- [Task directions] Your answer should be a single number: the count of lines containing "parameters".

- [Source records]
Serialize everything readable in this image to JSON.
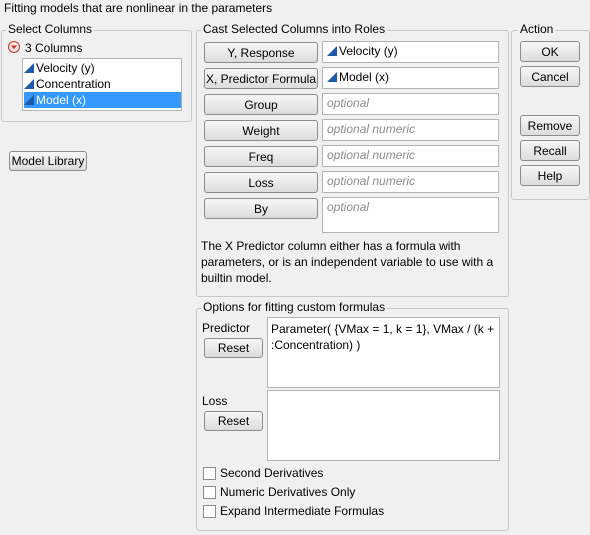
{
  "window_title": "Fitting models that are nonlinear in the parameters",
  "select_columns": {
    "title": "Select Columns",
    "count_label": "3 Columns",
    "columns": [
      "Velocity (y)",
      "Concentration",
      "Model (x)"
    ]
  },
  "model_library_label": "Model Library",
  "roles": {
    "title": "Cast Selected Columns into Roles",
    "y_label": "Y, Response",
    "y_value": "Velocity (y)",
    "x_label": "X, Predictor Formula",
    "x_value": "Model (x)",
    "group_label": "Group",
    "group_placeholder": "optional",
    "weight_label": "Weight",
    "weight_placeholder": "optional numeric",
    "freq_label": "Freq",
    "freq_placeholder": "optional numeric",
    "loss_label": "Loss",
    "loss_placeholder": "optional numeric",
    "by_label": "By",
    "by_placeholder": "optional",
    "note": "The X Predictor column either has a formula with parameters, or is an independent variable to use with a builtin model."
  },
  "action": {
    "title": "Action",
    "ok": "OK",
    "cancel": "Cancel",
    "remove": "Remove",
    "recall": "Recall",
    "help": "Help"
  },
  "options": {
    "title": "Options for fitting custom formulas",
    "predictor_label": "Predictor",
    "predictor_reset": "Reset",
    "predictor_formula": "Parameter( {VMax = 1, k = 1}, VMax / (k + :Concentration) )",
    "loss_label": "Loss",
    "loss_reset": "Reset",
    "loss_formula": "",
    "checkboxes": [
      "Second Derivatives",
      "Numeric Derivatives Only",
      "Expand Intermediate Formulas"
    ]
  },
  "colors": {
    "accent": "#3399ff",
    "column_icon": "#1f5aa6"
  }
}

- [Exercise answer] 2